STATED EXERCISE: Beneath this sentence is a set of records; write each of them out exactly.

==*==

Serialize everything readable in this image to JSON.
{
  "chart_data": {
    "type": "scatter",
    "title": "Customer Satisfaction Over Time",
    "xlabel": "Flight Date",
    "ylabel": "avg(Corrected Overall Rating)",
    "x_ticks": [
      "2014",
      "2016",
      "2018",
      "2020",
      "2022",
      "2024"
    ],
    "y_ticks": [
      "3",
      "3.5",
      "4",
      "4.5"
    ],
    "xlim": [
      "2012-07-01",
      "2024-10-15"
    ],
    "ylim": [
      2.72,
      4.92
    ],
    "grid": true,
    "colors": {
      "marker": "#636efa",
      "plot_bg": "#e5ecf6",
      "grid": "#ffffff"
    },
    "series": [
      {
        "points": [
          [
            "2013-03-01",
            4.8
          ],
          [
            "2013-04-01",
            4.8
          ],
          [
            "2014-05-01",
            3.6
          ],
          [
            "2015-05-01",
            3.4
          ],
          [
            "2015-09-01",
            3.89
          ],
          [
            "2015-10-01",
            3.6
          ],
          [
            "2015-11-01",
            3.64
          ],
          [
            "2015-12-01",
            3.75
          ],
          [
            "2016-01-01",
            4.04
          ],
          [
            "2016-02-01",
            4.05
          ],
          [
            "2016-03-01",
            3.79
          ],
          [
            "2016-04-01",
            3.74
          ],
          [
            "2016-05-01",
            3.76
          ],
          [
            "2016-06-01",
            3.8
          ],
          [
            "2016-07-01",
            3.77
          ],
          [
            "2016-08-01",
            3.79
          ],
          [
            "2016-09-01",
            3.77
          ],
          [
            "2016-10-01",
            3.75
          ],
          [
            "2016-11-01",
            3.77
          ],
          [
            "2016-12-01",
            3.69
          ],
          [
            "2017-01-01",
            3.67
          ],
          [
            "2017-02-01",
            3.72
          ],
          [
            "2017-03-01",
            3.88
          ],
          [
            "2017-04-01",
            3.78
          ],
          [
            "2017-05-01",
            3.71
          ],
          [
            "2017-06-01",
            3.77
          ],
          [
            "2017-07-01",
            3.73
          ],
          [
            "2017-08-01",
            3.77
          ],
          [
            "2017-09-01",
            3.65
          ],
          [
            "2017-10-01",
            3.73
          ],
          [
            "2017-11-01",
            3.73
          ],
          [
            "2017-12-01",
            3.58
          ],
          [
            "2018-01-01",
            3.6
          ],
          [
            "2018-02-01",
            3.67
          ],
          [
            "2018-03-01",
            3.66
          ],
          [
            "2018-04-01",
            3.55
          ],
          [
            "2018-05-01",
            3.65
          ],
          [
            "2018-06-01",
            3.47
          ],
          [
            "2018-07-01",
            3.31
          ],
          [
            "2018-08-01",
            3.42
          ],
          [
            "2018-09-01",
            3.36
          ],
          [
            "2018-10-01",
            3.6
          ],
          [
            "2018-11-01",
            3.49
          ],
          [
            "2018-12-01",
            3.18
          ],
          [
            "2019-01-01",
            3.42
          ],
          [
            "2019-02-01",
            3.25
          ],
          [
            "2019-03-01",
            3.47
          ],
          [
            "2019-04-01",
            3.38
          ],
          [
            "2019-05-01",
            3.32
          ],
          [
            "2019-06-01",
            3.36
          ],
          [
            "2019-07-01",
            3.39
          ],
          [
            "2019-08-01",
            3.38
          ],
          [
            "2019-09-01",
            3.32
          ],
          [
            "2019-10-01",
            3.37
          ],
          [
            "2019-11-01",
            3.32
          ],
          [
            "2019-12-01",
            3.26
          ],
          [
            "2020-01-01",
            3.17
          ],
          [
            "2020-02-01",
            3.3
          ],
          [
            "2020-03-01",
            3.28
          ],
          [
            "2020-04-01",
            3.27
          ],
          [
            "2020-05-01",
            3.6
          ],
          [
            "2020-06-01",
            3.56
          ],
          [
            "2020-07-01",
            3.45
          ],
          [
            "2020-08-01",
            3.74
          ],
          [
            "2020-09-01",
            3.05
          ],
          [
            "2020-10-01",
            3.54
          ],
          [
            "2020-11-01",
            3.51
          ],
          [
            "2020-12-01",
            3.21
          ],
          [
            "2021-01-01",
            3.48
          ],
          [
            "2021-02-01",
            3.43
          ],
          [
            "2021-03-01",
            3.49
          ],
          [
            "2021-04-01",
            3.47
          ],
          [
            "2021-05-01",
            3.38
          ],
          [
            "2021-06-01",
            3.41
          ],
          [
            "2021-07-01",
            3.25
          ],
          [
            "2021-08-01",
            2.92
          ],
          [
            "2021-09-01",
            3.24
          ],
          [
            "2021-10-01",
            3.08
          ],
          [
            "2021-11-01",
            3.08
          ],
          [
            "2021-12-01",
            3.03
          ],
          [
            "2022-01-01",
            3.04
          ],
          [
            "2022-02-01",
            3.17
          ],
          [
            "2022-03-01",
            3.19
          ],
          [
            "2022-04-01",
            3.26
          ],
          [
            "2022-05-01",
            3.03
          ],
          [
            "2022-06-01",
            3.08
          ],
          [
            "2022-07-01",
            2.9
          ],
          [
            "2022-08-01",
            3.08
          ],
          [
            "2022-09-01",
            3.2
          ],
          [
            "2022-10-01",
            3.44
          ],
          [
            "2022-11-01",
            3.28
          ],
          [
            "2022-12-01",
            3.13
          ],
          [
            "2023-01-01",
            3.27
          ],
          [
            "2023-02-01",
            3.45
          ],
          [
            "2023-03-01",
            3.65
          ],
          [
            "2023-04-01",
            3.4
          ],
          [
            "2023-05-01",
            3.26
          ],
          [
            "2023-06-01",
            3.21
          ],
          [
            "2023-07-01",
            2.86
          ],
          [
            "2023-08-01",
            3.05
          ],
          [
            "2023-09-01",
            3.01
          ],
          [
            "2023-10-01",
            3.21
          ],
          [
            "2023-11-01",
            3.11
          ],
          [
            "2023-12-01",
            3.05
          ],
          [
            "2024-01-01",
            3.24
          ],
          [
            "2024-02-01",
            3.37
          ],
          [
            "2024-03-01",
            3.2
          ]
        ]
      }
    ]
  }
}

==*==

ANSWER IN FULL:
Serialize everything readable in this image to JSON.
{
  "chart_data": {
    "type": "scatter",
    "title": "Customer Satisfaction Over Time",
    "xlabel": "Flight Date",
    "ylabel": "avg(Corrected Overall Rating)",
    "x_ticks": [
      "2014",
      "2016",
      "2018",
      "2020",
      "2022",
      "2024"
    ],
    "y_ticks": [
      "3",
      "3.5",
      "4",
      "4.5"
    ],
    "xlim": [
      "2012-07-01",
      "2024-10-15"
    ],
    "ylim": [
      2.72,
      4.92
    ],
    "grid": true,
    "colors": {
      "marker": "#636efa",
      "plot_bg": "#e5ecf6",
      "grid": "#ffffff"
    },
    "series": [
      {
        "points": [
          [
            "2013-03-01",
            4.8
          ],
          [
            "2013-04-01",
            4.8
          ],
          [
            "2014-05-01",
            3.6
          ],
          [
            "2015-05-01",
            3.4
          ],
          [
            "2015-09-01",
            3.89
          ],
          [
            "2015-10-01",
            3.6
          ],
          [
            "2015-11-01",
            3.64
          ],
          [
            "2015-12-01",
            3.75
          ],
          [
            "2016-01-01",
            4.04
          ],
          [
            "2016-02-01",
            4.05
          ],
          [
            "2016-03-01",
            3.79
          ],
          [
            "2016-04-01",
            3.74
          ],
          [
            "2016-05-01",
            3.76
          ],
          [
            "2016-06-01",
            3.8
          ],
          [
            "2016-07-01",
            3.77
          ],
          [
            "2016-08-01",
            3.79
          ],
          [
            "2016-09-01",
            3.77
          ],
          [
            "2016-10-01",
            3.75
          ],
          [
            "2016-11-01",
            3.77
          ],
          [
            "2016-12-01",
            3.69
          ],
          [
            "2017-01-01",
            3.67
          ],
          [
            "2017-02-01",
            3.72
          ],
          [
            "2017-03-01",
            3.88
          ],
          [
            "2017-04-01",
            3.78
          ],
          [
            "2017-05-01",
            3.71
          ],
          [
            "2017-06-01",
            3.77
          ],
          [
            "2017-07-01",
            3.73
          ],
          [
            "2017-08-01",
            3.77
          ],
          [
            "2017-09-01",
            3.65
          ],
          [
            "2017-10-01",
            3.73
          ],
          [
            "2017-11-01",
            3.73
          ],
          [
            "2017-12-01",
            3.58
          ],
          [
            "2018-01-01",
            3.6
          ],
          [
            "2018-02-01",
            3.67
          ],
          [
            "2018-03-01",
            3.66
          ],
          [
            "2018-04-01",
            3.55
          ],
          [
            "2018-05-01",
            3.65
          ],
          [
            "2018-06-01",
            3.47
          ],
          [
            "2018-07-01",
            3.31
          ],
          [
            "2018-08-01",
            3.42
          ],
          [
            "2018-09-01",
            3.36
          ],
          [
            "2018-10-01",
            3.6
          ],
          [
            "2018-11-01",
            3.49
          ],
          [
            "2018-12-01",
            3.18
          ],
          [
            "2019-01-01",
            3.42
          ],
          [
            "2019-02-01",
            3.25
          ],
          [
            "2019-03-01",
            3.47
          ],
          [
            "2019-04-01",
            3.38
          ],
          [
            "2019-05-01",
            3.32
          ],
          [
            "2019-06-01",
            3.36
          ],
          [
            "2019-07-01",
            3.39
          ],
          [
            "2019-08-01",
            3.38
          ],
          [
            "2019-09-01",
            3.32
          ],
          [
            "2019-10-01",
            3.37
          ],
          [
            "2019-11-01",
            3.32
          ],
          [
            "2019-12-01",
            3.26
          ],
          [
            "2020-01-01",
            3.17
          ],
          [
            "2020-02-01",
            3.3
          ],
          [
            "2020-03-01",
            3.28
          ],
          [
            "2020-04-01",
            3.27
          ],
          [
            "2020-05-01",
            3.6
          ],
          [
            "2020-06-01",
            3.56
          ],
          [
            "2020-07-01",
            3.45
          ],
          [
            "2020-08-01",
            3.74
          ],
          [
            "2020-09-01",
            3.05
          ],
          [
            "2020-10-01",
            3.54
          ],
          [
            "2020-11-01",
            3.51
          ],
          [
            "2020-12-01",
            3.21
          ],
          [
            "2021-01-01",
            3.48
          ],
          [
            "2021-02-01",
            3.43
          ],
          [
            "2021-03-01",
            3.49
          ],
          [
            "2021-04-01",
            3.47
          ],
          [
            "2021-05-01",
            3.38
          ],
          [
            "2021-06-01",
            3.41
          ],
          [
            "2021-07-01",
            3.25
          ],
          [
            "2021-08-01",
            2.92
          ],
          [
            "2021-09-01",
            3.24
          ],
          [
            "2021-10-01",
            3.08
          ],
          [
            "2021-11-01",
            3.08
          ],
          [
            "2021-12-01",
            3.03
          ],
          [
            "2022-01-01",
            3.04
          ],
          [
            "2022-02-01",
            3.17
          ],
          [
            "2022-03-01",
            3.19
          ],
          [
            "2022-04-01",
            3.26
          ],
          [
            "2022-05-01",
            3.03
          ],
          [
            "2022-06-01",
            3.08
          ],
          [
            "2022-07-01",
            2.9
          ],
          [
            "2022-08-01",
            3.08
          ],
          [
            "2022-09-01",
            3.2
          ],
          [
            "2022-10-01",
            3.44
          ],
          [
            "2022-11-01",
            3.28
          ],
          [
            "2022-12-01",
            3.13
          ],
          [
            "2023-01-01",
            3.27
          ],
          [
            "2023-02-01",
            3.45
          ],
          [
            "2023-03-01",
            3.65
          ],
          [
            "2023-04-01",
            3.4
          ],
          [
            "2023-05-01",
            3.26
          ],
          [
            "2023-06-01",
            3.21
          ],
          [
            "2023-07-01",
            2.86
          ],
          [
            "2023-08-01",
            3.05
          ],
          [
            "2023-09-01",
            3.01
          ],
          [
            "2023-10-01",
            3.21
          ],
          [
            "2023-11-01",
            3.11
          ],
          [
            "2023-12-01",
            3.05
          ],
          [
            "2024-01-01",
            3.24
          ],
          [
            "2024-02-01",
            3.37
          ],
          [
            "2024-03-01",
            3.2
          ]
        ]
      }
    ]
  }
}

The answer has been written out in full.